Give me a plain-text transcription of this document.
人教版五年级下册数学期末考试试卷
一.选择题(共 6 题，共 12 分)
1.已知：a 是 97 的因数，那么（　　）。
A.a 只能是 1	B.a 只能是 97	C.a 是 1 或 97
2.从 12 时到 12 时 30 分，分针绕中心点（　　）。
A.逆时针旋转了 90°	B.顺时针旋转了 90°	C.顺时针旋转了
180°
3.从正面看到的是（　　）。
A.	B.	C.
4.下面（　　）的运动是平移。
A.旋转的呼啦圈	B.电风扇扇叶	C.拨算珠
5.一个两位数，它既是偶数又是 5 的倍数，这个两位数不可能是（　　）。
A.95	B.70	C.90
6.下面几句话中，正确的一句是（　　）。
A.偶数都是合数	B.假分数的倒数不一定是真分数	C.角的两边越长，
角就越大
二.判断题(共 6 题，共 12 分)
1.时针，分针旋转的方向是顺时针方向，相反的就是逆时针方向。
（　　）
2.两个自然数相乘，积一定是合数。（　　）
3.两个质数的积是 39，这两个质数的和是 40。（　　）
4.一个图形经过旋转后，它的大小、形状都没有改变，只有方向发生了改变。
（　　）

TASK ->
Here, the records must be output exactly and in full.

SOLVED PROBLEM ->
Give me a plain-text transcription of this document.
人教版五年级下册数学期末考试试卷
一.选择题(共 6 题，共 12 分)
1.已知：a 是 97 的因数，那么（　　）。
A.a 只能是 1	B.a 只能是 97	C.a 是 1 或 97
2.从 12 时到 12 时 30 分，分针绕中心点（　　）。
A.逆时针旋转了 90°	B.顺时针旋转了 90°	C.顺时针旋转了
180°
3.从正面看到的是（　　）。
A.	B.	C.
4.下面（　　）的运动是平移。
A.旋转的呼啦圈	B.电风扇扇叶	C.拨算珠
5.一个两位数，它既是偶数又是 5 的倍数，这个两位数不可能是（　　）。
A.95	B.70	C.90
6.下面几句话中，正确的一句是（　　）。
A.偶数都是合数	B.假分数的倒数不一定是真分数	C.角的两边越长，
角就越大
二.判断题(共 6 题，共 12 分)
1.时针，分针旋转的方向是顺时针方向，相反的就是逆时针方向。
（　　）
2.两个自然数相乘，积一定是合数。（　　）
3.两个质数的积是 39，这两个质数的和是 40。（　　）
4.一个图形经过旋转后，它的大小、形状都没有改变，只有方向发生了改变。
（　　）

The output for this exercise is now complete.